### Do this:
Gather, from the data below, each line in which the word "SHARED" occurs.

### Data for processing:
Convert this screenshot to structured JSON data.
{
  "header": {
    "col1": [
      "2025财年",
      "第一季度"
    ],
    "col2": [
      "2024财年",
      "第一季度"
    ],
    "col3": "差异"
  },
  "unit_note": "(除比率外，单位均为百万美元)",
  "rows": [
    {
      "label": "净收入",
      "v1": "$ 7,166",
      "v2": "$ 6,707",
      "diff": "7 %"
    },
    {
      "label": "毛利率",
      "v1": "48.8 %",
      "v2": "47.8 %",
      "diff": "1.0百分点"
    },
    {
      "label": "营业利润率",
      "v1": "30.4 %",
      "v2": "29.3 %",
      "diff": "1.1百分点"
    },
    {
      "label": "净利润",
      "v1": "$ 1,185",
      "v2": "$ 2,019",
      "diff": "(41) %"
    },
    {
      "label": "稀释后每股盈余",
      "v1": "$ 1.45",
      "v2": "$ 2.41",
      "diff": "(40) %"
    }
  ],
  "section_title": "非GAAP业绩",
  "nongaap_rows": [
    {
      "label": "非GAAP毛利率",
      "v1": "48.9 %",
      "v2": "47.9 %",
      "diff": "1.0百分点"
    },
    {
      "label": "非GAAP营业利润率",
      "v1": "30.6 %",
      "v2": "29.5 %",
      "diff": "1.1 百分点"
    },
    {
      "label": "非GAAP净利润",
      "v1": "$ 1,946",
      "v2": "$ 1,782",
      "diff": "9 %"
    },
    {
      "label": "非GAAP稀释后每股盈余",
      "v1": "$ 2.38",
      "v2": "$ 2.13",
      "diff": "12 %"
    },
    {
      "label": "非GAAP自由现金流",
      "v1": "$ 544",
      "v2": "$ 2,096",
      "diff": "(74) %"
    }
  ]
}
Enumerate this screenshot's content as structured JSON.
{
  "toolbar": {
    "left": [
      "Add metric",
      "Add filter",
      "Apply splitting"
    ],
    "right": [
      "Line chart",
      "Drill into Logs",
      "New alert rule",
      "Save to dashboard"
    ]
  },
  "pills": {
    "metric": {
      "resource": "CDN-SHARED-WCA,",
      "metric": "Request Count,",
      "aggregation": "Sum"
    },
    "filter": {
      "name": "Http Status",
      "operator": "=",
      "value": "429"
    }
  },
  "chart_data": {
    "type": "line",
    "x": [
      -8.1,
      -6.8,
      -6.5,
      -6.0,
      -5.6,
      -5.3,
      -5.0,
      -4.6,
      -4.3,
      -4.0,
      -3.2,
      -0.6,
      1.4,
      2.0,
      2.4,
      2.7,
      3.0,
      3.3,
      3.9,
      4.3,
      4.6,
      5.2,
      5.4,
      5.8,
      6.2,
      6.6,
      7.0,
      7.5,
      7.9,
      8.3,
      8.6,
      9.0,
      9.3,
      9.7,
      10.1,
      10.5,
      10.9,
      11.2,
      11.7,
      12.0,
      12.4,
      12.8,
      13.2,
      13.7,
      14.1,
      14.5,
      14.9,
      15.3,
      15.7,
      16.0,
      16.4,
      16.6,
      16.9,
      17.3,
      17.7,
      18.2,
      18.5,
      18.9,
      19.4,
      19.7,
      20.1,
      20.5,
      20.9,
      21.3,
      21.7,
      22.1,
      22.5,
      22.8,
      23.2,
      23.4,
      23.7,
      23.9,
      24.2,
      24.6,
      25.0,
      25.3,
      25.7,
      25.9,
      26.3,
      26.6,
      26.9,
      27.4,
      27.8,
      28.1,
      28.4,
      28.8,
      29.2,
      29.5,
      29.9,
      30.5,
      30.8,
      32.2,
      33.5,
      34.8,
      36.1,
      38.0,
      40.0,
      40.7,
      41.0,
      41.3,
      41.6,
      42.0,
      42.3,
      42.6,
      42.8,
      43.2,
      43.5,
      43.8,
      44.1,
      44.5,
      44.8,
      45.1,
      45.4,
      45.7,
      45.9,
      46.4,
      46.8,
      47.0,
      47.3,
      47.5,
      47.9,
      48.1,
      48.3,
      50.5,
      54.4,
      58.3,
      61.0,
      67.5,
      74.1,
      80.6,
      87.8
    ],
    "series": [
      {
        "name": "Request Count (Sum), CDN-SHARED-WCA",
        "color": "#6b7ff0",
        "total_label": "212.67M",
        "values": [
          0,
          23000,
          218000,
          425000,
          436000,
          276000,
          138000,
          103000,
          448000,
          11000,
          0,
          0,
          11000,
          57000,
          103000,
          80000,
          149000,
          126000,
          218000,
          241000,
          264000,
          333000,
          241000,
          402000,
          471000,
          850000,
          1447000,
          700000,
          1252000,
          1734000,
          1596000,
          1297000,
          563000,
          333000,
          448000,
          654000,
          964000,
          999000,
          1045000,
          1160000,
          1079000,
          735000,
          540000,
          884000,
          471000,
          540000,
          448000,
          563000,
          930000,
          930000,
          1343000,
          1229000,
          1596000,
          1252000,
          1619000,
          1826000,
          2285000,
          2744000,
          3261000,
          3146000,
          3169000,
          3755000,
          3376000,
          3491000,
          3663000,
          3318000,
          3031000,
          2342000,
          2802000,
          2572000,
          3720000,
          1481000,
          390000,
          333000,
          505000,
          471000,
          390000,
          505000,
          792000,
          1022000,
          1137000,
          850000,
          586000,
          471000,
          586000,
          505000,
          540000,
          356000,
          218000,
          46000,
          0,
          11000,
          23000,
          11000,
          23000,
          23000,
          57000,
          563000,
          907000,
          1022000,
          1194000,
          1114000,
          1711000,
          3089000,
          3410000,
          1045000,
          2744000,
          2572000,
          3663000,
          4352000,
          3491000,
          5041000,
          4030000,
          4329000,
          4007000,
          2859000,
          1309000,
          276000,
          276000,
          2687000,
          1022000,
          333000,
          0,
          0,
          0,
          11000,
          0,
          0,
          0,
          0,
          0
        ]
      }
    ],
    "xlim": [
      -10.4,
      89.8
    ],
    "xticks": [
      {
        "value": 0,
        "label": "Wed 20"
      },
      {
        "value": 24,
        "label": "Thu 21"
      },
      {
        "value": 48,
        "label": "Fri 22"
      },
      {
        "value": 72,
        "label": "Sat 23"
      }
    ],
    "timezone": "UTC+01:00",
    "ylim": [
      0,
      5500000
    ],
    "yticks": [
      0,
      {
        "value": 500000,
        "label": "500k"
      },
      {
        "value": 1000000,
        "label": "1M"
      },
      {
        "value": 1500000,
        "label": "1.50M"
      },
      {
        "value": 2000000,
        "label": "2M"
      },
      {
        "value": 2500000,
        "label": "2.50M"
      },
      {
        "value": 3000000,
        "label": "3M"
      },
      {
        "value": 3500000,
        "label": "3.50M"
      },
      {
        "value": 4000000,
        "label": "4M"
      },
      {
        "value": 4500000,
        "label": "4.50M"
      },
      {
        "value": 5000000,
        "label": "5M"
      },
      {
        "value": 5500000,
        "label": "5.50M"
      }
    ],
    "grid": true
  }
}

### Correct answer:
      "resource": "CDN-SHARED-WCA,",
        "name": "Request Count (Sum), CDN-SHARED-WCA",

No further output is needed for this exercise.